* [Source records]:
_ _ _
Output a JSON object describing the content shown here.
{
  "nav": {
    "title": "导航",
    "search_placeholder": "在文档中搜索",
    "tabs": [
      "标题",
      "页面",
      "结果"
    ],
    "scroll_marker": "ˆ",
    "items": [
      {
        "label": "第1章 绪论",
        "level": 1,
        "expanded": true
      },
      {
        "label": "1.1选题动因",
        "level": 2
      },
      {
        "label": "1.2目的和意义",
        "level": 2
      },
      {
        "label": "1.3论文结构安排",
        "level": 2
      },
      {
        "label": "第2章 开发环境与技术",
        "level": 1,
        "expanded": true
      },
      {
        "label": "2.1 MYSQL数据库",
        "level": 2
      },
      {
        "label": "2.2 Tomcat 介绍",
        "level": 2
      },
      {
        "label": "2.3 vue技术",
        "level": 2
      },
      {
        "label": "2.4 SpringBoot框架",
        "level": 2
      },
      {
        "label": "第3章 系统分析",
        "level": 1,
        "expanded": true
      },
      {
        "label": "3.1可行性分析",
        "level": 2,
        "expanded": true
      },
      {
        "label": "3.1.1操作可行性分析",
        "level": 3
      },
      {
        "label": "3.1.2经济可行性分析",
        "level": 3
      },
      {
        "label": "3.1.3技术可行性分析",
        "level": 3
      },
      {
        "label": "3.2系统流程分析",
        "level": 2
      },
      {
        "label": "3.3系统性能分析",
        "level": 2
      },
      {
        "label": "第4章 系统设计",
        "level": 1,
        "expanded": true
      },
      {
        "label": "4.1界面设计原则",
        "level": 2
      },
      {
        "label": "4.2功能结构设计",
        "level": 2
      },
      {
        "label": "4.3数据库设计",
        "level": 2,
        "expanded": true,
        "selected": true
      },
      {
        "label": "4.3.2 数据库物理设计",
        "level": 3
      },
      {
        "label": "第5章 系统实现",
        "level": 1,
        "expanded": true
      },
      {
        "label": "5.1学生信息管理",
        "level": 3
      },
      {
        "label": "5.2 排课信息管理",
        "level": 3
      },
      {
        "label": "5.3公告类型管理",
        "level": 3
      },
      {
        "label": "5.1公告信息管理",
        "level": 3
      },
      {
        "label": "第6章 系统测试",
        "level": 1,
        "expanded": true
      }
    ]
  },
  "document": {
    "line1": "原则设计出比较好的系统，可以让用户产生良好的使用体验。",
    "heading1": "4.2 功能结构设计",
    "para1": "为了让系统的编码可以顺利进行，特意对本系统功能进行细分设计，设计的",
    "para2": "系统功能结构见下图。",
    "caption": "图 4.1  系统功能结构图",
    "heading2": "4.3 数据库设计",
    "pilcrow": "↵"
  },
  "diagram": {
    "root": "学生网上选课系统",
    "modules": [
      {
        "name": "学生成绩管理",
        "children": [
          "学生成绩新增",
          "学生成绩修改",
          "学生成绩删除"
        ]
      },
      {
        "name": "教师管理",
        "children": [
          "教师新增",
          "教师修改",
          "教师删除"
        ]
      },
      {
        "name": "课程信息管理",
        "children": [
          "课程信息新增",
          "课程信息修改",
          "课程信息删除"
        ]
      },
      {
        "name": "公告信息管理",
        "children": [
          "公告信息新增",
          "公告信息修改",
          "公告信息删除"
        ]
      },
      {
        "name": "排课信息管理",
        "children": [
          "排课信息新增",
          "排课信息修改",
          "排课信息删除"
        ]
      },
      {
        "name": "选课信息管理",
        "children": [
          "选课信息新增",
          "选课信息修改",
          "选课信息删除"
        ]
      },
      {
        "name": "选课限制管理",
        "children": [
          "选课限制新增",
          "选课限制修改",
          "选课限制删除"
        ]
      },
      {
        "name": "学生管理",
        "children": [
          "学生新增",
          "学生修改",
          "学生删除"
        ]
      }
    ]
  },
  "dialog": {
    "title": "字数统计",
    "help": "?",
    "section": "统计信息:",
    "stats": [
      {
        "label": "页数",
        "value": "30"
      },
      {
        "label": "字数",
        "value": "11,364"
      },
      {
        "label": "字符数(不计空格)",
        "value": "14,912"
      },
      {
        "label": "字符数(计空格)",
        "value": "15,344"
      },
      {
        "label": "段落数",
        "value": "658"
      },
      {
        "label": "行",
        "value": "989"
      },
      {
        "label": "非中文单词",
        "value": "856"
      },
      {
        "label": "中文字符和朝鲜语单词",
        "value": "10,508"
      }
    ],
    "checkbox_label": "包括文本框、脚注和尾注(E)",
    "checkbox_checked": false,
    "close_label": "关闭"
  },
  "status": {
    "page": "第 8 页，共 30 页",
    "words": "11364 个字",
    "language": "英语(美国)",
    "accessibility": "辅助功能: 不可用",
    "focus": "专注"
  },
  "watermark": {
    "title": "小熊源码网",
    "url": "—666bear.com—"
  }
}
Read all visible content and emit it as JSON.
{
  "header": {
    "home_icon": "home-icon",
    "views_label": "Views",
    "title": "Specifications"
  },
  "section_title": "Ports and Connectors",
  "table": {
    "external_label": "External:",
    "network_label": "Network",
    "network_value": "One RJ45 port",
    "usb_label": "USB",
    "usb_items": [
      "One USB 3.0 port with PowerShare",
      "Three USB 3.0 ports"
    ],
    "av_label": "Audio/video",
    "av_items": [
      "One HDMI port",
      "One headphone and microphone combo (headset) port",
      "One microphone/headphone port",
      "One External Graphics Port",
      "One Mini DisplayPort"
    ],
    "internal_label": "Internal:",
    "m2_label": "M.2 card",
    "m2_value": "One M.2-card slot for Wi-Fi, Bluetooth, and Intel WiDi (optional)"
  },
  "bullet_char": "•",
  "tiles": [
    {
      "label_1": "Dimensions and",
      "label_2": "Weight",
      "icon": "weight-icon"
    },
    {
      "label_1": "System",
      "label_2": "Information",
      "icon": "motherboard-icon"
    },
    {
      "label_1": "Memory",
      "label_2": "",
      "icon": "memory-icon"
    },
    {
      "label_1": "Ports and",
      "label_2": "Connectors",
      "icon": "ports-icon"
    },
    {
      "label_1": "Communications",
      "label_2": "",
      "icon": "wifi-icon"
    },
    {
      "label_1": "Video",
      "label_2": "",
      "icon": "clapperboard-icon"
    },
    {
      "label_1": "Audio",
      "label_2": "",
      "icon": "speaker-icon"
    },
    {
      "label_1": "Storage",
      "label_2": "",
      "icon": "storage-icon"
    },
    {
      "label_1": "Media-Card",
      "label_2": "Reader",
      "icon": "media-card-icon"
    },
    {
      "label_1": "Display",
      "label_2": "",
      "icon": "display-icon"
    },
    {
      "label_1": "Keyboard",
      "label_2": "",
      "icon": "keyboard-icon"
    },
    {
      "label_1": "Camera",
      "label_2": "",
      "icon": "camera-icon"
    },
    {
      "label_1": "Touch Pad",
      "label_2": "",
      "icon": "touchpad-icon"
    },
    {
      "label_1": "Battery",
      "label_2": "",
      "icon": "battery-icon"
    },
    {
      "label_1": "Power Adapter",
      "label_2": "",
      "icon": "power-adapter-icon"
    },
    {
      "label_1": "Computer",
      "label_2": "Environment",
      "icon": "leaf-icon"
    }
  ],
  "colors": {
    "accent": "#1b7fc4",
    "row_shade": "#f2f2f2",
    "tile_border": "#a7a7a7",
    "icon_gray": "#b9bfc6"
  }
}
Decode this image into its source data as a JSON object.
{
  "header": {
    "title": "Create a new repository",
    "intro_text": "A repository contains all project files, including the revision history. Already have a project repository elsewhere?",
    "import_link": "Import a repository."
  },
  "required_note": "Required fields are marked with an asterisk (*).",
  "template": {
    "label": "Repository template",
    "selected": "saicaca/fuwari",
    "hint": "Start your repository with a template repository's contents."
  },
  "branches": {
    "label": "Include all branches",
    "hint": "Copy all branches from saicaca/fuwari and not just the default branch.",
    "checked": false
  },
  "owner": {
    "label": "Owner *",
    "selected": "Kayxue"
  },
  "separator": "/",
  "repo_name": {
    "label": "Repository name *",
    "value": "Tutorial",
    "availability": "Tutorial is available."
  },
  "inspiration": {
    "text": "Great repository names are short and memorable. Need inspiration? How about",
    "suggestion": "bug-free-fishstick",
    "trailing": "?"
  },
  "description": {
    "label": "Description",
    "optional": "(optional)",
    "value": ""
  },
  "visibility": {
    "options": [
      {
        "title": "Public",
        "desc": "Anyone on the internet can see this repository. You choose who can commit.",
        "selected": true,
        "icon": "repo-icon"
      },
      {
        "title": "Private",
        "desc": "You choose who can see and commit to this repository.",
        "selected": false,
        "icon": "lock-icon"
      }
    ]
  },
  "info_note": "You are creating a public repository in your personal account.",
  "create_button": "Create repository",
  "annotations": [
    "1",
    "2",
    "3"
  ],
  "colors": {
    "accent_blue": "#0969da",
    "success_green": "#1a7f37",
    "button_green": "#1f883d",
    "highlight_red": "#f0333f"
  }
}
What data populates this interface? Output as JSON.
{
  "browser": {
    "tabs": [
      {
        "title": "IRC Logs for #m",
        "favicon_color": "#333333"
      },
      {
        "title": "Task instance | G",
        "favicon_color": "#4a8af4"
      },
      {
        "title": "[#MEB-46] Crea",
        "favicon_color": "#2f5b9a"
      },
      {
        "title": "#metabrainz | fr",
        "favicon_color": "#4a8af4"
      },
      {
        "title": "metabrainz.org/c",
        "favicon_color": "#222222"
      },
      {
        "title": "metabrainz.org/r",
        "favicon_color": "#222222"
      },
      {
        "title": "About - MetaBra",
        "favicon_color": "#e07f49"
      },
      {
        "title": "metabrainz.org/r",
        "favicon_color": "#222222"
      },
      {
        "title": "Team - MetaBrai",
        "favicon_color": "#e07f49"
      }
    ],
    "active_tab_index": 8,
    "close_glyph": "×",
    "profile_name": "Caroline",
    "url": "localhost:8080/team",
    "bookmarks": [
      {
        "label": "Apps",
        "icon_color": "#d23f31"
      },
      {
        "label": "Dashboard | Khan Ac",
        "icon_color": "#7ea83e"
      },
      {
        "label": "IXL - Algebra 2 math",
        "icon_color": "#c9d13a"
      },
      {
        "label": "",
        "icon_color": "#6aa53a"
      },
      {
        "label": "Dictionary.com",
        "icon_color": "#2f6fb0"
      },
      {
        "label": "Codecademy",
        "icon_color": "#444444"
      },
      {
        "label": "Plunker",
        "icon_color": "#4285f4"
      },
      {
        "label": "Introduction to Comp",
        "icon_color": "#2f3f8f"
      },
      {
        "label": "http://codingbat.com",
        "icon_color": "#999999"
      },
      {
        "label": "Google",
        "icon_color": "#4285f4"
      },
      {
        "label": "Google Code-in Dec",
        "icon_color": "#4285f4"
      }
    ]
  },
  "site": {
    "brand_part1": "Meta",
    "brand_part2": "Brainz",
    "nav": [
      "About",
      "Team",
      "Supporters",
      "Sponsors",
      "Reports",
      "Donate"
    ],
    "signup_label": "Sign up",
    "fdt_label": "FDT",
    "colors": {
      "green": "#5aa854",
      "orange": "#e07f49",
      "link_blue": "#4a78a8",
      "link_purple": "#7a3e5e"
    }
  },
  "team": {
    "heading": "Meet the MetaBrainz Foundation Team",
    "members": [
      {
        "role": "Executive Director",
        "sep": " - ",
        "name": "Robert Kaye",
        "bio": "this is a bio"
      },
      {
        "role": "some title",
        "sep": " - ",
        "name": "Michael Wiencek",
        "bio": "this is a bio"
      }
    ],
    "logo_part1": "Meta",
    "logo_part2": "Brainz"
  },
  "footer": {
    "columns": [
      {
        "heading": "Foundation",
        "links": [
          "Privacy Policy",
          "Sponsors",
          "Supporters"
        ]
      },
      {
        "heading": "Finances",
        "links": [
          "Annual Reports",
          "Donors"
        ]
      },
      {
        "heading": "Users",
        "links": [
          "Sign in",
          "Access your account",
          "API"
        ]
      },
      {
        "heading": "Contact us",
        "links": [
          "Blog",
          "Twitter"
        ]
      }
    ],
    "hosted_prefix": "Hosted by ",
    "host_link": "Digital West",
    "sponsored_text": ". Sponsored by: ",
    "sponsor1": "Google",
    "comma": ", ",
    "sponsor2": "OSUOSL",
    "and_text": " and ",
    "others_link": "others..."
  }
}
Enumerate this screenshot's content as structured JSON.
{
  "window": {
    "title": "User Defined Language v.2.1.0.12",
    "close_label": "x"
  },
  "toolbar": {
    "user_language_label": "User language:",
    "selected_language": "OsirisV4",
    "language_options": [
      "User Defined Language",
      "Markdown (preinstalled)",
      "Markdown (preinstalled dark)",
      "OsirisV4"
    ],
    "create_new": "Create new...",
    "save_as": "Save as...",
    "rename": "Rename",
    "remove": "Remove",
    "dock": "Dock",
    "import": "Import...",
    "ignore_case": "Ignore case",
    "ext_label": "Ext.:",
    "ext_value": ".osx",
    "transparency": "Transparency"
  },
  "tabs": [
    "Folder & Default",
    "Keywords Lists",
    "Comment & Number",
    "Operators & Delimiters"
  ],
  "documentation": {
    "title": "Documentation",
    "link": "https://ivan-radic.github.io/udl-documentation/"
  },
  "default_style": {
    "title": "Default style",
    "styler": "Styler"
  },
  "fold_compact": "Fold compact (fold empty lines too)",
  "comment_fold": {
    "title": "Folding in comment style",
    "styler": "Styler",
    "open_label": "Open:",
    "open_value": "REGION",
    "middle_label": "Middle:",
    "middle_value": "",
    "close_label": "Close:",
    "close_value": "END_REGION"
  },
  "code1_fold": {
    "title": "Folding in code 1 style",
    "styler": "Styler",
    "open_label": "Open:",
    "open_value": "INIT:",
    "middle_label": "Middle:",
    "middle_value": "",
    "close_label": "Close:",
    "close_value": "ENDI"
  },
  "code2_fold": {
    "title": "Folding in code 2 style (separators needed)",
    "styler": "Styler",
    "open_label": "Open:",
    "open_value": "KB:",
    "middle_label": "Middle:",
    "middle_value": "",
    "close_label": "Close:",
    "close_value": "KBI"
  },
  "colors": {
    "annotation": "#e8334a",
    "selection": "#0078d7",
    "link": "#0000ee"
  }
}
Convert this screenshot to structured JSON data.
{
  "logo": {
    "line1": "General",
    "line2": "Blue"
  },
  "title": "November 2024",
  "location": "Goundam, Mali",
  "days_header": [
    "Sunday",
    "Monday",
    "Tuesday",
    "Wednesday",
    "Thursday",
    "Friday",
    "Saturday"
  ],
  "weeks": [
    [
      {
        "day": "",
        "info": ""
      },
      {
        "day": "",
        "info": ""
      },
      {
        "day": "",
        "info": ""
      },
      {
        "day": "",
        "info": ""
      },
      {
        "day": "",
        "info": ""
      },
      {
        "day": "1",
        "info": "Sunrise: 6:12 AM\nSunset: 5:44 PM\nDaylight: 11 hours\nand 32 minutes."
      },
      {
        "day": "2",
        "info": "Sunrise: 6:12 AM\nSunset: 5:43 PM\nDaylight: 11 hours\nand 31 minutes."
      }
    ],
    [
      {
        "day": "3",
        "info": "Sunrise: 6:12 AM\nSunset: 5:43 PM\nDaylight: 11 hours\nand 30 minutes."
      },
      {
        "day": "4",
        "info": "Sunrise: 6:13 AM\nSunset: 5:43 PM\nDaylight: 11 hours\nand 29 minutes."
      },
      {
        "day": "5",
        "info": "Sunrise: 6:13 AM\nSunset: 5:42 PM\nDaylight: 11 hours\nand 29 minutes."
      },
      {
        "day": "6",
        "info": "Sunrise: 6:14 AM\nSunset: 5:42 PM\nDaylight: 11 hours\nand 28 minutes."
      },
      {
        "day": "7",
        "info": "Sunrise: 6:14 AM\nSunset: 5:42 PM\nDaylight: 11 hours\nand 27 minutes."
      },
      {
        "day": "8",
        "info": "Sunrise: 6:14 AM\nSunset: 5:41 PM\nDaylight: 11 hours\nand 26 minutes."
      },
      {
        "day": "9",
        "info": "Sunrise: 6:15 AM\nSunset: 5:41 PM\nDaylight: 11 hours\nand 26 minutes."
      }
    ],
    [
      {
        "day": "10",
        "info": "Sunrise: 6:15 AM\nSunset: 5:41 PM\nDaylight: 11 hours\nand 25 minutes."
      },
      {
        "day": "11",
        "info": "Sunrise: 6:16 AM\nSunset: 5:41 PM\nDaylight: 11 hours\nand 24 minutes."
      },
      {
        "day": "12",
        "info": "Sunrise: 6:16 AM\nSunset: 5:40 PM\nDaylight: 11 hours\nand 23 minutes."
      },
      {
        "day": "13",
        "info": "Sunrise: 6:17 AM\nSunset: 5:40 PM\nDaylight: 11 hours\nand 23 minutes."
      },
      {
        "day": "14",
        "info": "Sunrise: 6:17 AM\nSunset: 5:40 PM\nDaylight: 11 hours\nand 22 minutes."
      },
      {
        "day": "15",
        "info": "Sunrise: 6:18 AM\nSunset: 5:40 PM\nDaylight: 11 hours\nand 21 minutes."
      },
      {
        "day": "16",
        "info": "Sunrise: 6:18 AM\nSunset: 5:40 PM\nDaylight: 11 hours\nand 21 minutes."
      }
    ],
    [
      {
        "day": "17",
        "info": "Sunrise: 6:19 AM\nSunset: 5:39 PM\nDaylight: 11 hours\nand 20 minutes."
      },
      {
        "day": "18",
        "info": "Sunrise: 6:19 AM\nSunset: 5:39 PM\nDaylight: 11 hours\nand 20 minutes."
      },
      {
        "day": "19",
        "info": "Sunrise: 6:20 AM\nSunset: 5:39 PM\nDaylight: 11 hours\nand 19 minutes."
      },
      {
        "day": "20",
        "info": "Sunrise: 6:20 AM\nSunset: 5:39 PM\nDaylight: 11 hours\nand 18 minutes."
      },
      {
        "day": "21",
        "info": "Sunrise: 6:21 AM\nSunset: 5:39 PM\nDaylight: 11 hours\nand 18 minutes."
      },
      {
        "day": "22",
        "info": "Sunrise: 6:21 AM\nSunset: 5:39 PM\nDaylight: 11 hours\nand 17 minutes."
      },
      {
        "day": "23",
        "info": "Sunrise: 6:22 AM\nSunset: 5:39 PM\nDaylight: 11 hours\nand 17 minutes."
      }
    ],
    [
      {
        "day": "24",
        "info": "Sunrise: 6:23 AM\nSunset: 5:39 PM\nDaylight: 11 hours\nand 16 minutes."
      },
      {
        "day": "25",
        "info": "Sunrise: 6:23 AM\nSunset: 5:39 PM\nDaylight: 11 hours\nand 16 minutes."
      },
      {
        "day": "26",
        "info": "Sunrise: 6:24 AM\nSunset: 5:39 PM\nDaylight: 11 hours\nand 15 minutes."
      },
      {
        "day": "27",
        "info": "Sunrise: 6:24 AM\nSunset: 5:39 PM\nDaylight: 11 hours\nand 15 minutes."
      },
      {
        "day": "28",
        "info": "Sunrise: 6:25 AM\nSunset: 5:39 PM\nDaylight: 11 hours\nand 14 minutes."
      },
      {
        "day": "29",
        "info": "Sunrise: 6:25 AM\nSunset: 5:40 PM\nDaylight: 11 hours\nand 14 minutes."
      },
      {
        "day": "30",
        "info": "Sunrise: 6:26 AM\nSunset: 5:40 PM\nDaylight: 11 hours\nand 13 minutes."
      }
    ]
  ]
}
_ _ _
* [TO DO]: In the entries above, find each line with the word "your" and show it.

* [WRITTEN ANSWER]:
    "hint": "Start your repository with a template repository's contents."
  "info_note": "You are creating a public repository in your personal account.",
          "Access your account",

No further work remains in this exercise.